## AIM OF THE TASK
Please count the lines in the listing below where the word "this" appears. Give the number only.

[Dataset items]
-*-*-

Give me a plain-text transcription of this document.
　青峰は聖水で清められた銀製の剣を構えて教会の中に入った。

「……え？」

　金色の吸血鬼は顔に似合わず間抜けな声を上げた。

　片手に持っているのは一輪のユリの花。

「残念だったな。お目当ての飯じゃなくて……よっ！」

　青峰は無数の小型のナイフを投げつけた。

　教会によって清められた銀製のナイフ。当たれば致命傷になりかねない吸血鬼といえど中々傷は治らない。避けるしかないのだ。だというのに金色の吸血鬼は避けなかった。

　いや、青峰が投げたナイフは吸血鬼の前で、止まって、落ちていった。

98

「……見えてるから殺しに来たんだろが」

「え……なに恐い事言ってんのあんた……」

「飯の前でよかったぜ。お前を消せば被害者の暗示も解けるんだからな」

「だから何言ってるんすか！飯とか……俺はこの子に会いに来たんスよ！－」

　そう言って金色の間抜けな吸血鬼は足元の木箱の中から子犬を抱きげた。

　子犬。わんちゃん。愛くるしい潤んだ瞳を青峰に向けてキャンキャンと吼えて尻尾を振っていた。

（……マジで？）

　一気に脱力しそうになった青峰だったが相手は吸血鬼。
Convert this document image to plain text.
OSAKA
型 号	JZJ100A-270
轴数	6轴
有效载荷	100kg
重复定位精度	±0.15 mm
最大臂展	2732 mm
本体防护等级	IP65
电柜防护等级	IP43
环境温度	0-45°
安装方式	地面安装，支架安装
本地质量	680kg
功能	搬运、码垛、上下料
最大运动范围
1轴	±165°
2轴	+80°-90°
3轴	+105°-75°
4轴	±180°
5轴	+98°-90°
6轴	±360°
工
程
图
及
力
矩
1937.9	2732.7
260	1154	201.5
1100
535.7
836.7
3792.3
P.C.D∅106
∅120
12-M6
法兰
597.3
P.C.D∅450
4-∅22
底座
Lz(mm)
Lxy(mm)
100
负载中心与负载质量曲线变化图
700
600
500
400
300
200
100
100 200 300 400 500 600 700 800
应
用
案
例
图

-*-*-

## FULL SOLUTION
2